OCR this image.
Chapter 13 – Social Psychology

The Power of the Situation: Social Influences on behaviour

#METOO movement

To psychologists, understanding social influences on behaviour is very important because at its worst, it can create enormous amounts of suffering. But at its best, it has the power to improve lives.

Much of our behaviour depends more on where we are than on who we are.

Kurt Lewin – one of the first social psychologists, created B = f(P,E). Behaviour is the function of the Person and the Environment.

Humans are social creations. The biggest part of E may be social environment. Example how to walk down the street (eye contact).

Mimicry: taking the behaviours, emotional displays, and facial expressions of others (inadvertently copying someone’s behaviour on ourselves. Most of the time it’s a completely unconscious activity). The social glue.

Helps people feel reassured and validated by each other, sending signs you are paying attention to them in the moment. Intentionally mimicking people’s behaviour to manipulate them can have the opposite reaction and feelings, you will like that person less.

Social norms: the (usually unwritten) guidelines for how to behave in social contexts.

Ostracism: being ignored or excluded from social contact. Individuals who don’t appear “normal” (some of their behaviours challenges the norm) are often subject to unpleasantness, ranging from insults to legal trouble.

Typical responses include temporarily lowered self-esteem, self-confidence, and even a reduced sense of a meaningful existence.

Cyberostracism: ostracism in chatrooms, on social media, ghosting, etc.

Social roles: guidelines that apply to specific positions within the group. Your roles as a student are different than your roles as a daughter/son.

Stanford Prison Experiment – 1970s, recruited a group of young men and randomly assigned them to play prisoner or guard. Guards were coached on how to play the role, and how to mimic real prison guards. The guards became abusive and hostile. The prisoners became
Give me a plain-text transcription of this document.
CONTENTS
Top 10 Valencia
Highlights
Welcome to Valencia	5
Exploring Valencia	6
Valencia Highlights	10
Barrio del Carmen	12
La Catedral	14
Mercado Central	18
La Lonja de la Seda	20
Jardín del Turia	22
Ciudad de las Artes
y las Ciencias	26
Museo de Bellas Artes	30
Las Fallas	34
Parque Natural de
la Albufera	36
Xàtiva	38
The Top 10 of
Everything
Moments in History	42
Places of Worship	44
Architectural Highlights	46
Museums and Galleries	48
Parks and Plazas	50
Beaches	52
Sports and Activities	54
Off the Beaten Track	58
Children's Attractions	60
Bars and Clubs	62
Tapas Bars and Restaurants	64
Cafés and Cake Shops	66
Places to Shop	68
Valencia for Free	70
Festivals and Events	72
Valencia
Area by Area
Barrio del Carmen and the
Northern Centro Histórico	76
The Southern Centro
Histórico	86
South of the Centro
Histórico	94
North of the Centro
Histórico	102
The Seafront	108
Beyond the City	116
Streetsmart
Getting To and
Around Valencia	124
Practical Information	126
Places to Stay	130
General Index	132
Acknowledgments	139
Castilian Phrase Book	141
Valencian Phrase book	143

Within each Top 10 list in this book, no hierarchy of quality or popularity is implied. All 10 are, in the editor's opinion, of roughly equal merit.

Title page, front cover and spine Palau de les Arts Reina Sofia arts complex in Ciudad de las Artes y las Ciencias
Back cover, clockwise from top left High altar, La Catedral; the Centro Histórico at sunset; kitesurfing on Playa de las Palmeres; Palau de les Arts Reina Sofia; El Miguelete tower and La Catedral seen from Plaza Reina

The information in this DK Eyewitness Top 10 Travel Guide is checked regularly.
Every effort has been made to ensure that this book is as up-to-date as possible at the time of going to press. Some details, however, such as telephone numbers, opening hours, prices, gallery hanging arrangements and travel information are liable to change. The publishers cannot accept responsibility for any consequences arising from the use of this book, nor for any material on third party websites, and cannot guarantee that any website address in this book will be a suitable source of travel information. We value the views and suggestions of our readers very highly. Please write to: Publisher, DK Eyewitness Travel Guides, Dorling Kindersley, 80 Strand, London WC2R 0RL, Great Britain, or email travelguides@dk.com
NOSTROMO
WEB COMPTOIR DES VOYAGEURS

==============================

**INSTRUCTIONS FOR THE TASK**
Every line above that contains the word "Barrio" should be reported.

**PROBLEM SOLUTION**
Barrio del Carmen	12
Barrio del Carmen and the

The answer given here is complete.